Retype the records below word for word and omit any image.

◆ GIVEN DATA ◆
==*==

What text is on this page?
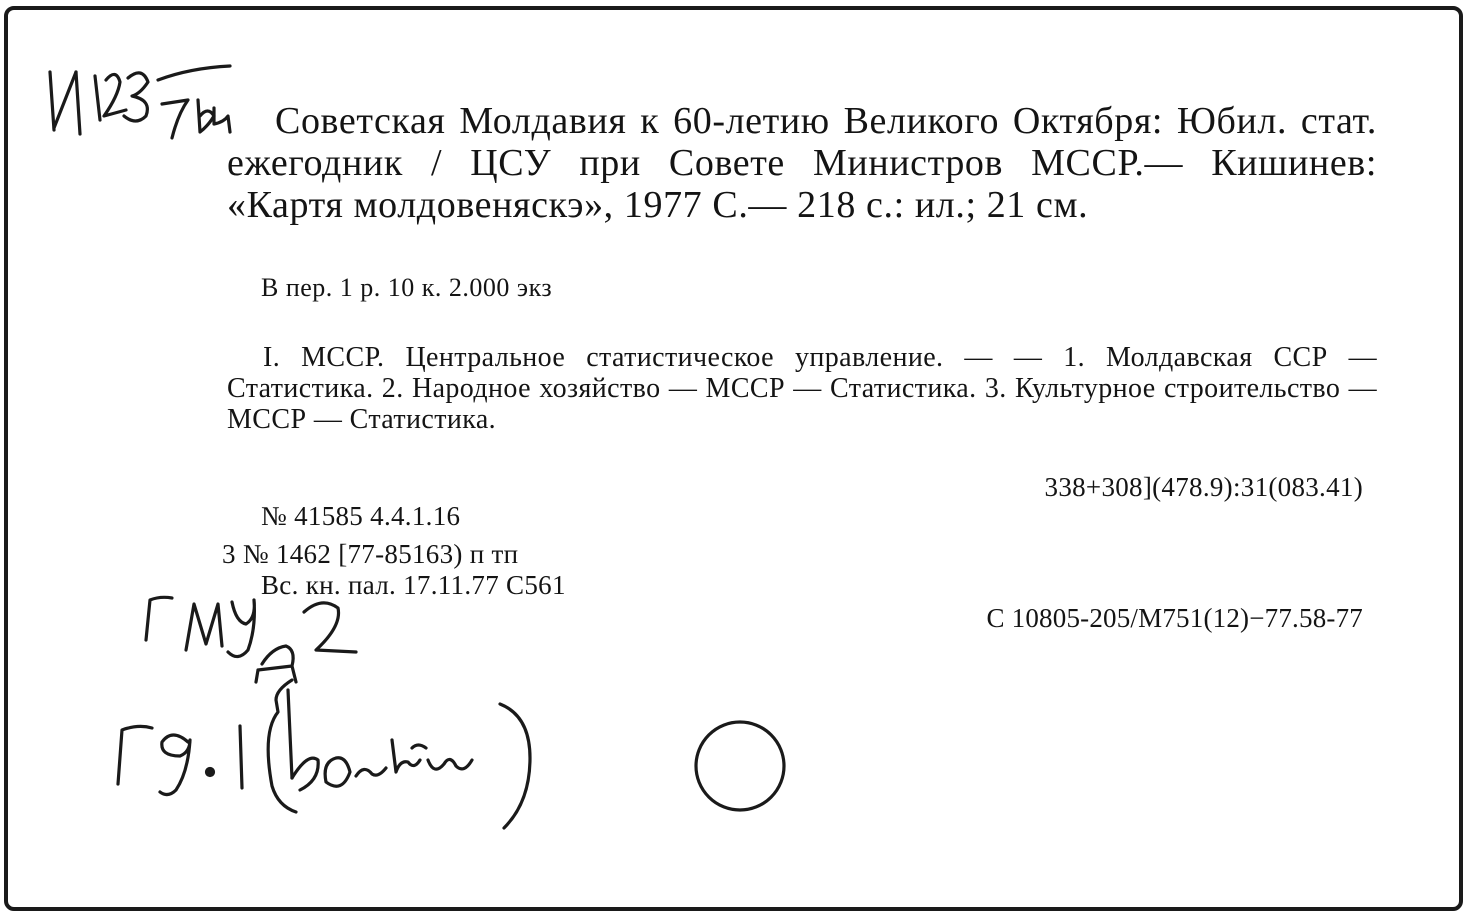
Советская Молдавия к 60-летию Великого Октября: Юбил. стат. ежегодник / ЦСУ при Совете Министров МССР.— Кишинев: «Картя молдовеняскэ», 1977 С.— 218 с.: ил.; 21 см.

В пер. 1 р. 10 к. 2.000 экз

I. МССР. Центральное статистическое управление. — — 1. Молдавская ССР — Статистика. 2. Народное хозяйство — МССР — Статистика. 3. Культурное строительство — МССР — Статистика.

338+308](478.9):31(083.41)

№ 41585 4.4.1.16

3 № 1462 [77-85163) п тп

Вс. кн. пал. 17.11.77 С561

С 10805-205/М751(12)−77.58-77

==*==

◆ PROBLEM SOLUTION ◆
What text is on this page?
Советская Молдавия к 60-летию Великого Октября: Юбил. стат. ежегодник / ЦСУ при Совете Министров МССР.— Кишинев: «Картя молдовеняскэ», 1977 С.— 218 с.: ил.; 21 см.

В пер. 1 р. 10 к. 2.000 экз

I. МССР. Центральное статистическое управление. — — 1. Молдавская ССР — Статистика. 2. Народное хозяйство — МССР — Статистика. 3. Культурное строительство — МССР — Статистика.

338+308](478.9):31(083.41)

№ 41585 4.4.1.16

3 № 1462 [77-85163) п тп

Вс. кн. пал. 17.11.77 С561

С 10805-205/М751(12)−77.58-77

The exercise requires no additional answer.